>> BEGIN GIVEN RECORDS
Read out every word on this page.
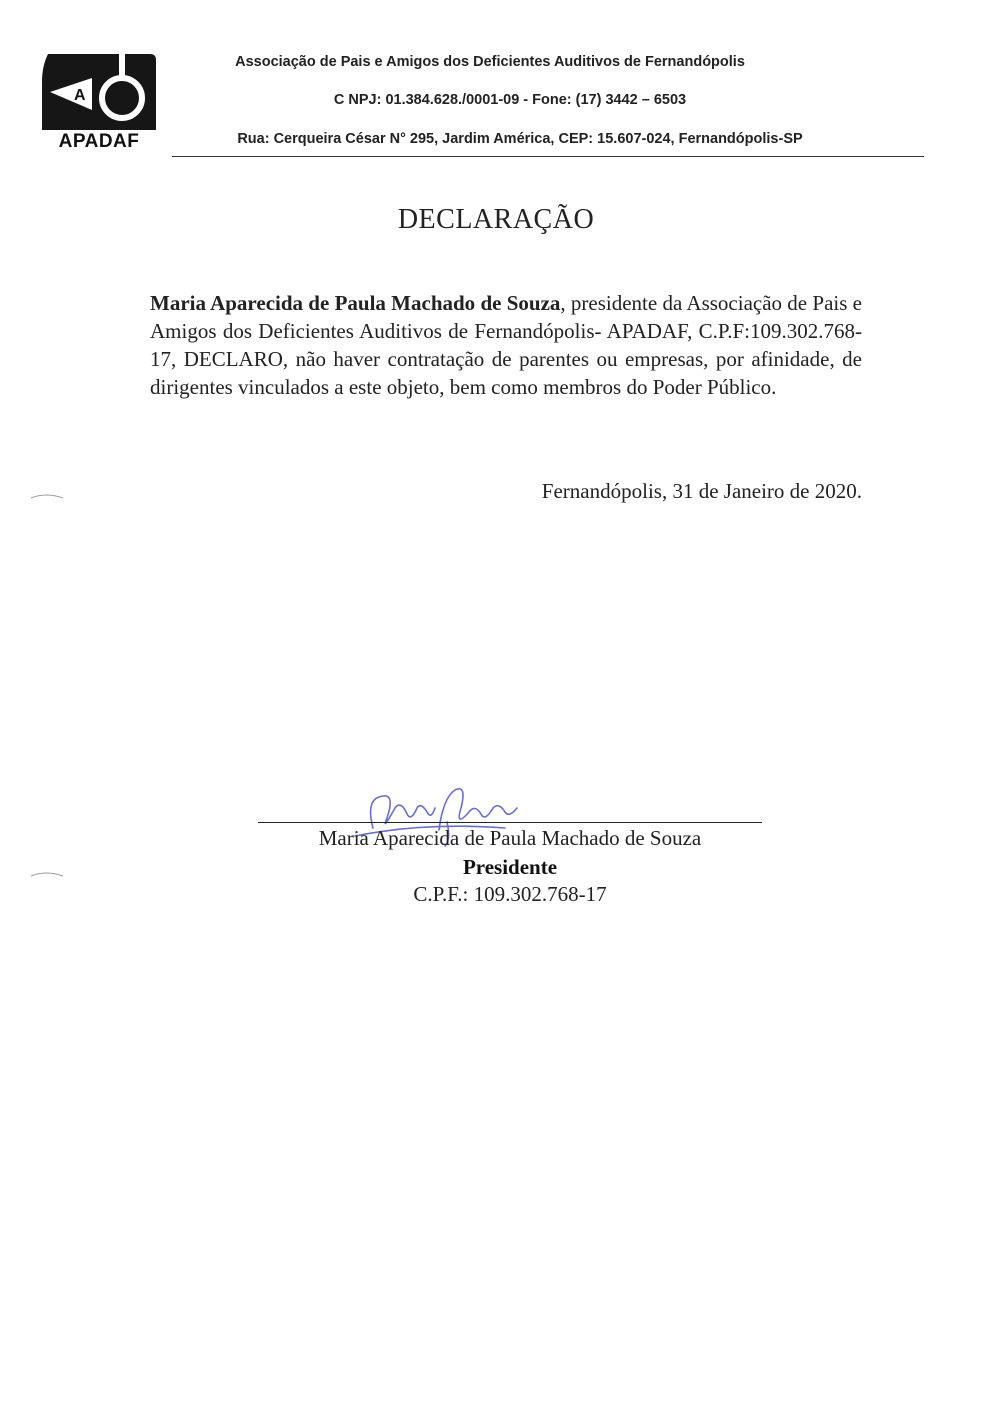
A
APADAF
Associação de Pais e Amigos dos Deficientes Auditivos de Fernandópolis
C NPJ: 01.384.628./0001-09 - Fone: (17) 3442 – 6503
Rua: Cerqueira César N° 295, Jardim América, CEP: 15.607-024, Fernandópolis-SP
DECLARAÇÃO
Maria Aparecida de Paula Machado de Souza, presidente da Associação de Pais e Amigos dos Deficientes Auditivos de Fernandópolis- APADAF, C.P.F:109.302.768-17, DECLARO, não haver contratação de parentes ou empresas, por afinidade, de dirigentes vinculados a este objeto, bem como membros do Poder Público.
Fernandópolis, 31 de Janeiro de 2020.
Maria Aparecida de Paula Machado de Souza
Presidente
C.P.F.: 109.302.768-17
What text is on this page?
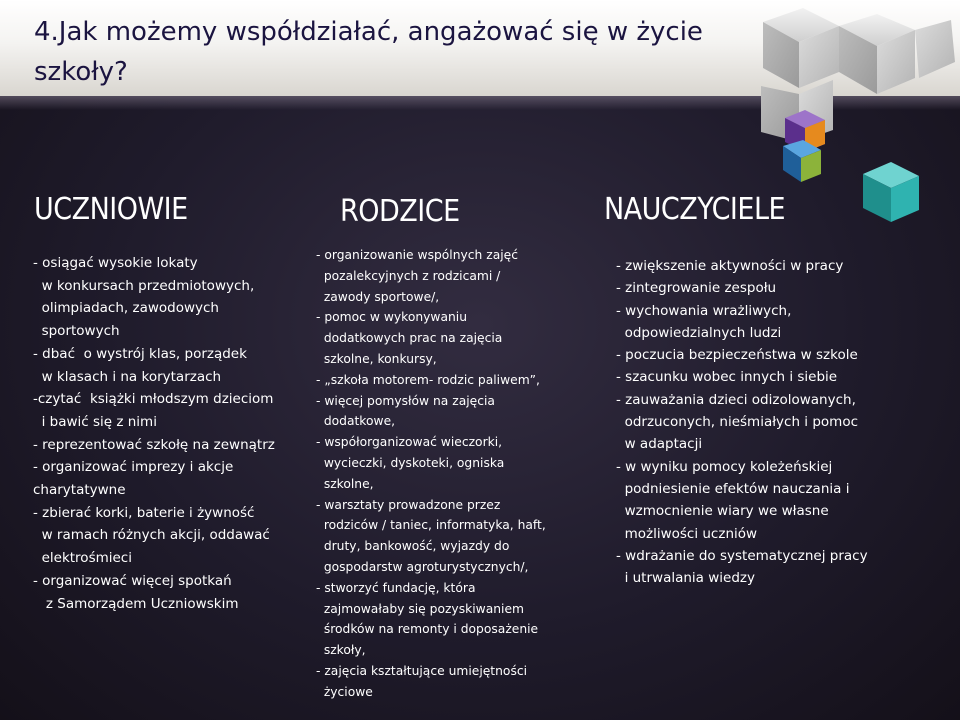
4.Jak możemy współdziałać, angażować się w życie
szkoły?
UCZNIOWIE	RODZICE	NAUCZYCIELE
- osiągać wysokie lokaty
w konkursach przedmiotowych,
olimpiadach, zawodowych
sportowych
- dbać  o wystrój klas, porządek
w klasach i na korytarzach
-czytać  książki młodszym dzieciom
i bawić się z nimi
- reprezentować szkołę na zewnątrz
- organizować imprezy i akcje
charytatywne
- zbierać korki, baterie i żywność
w ramach różnych akcji, oddawać
elektrośmieci
- organizować więcej spotkań
z Samorządem Uczniowskim
- organizowanie wspólnych zajęć
pozalekcyjnych z rodzicami /
zawody sportowe/,
- pomoc w wykonywaniu
dodatkowych prac na zajęcia
szkolne, konkursy,
- „szkoła motorem- rodzic paliwem”,
- więcej pomysłów na zajęcia
dodatkowe,
- współorganizować wieczorki,
wycieczki, dyskoteki, ogniska
szkolne,
- warsztaty prowadzone przez
rodziców / taniec, informatyka, haft,
druty, bankowość, wyjazdy do
gospodarstw agroturystycznych/,
- stworzyć fundację, która
zajmowałaby się pozyskiwaniem
środków na remonty i doposażenie
szkoły,
- zajęcia kształtujące umiejętności
życiowe
- zwiększenie aktywności w pracy
- zintegrowanie zespołu
- wychowania wrażliwych,
odpowiedzialnych ludzi
- poczucia bezpieczeństwa w szkole
- szacunku wobec innych i siebie
- zauważania dzieci odizolowanych,
odrzuconych, nieśmiałych i pomoc
w adaptacji
- w wyniku pomocy koleżeńskiej
podniesienie efektów nauczania i
wzmocnienie wiary we własne
możliwości uczniów
- wdrażanie do systematycznej pracy
i utrwalania wiedzy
>> END GIVEN RECORDS
Collect each line above holding the string "Maria".

ANSWER TO THE PROBLEM:
Maria Aparecida de Paula Machado de Souza, presidente da Associação de Pais e Amigos dos Deficientes Auditivos de Fernandópolis- APADAF, C.P.F:109.302.768-17, DECLARO, não haver contratação de parentes ou empresas, por afinidade, de dirigentes vinculados a este objeto, bem como membros do Poder Público.
Maria Aparecida de Paula Machado de Souza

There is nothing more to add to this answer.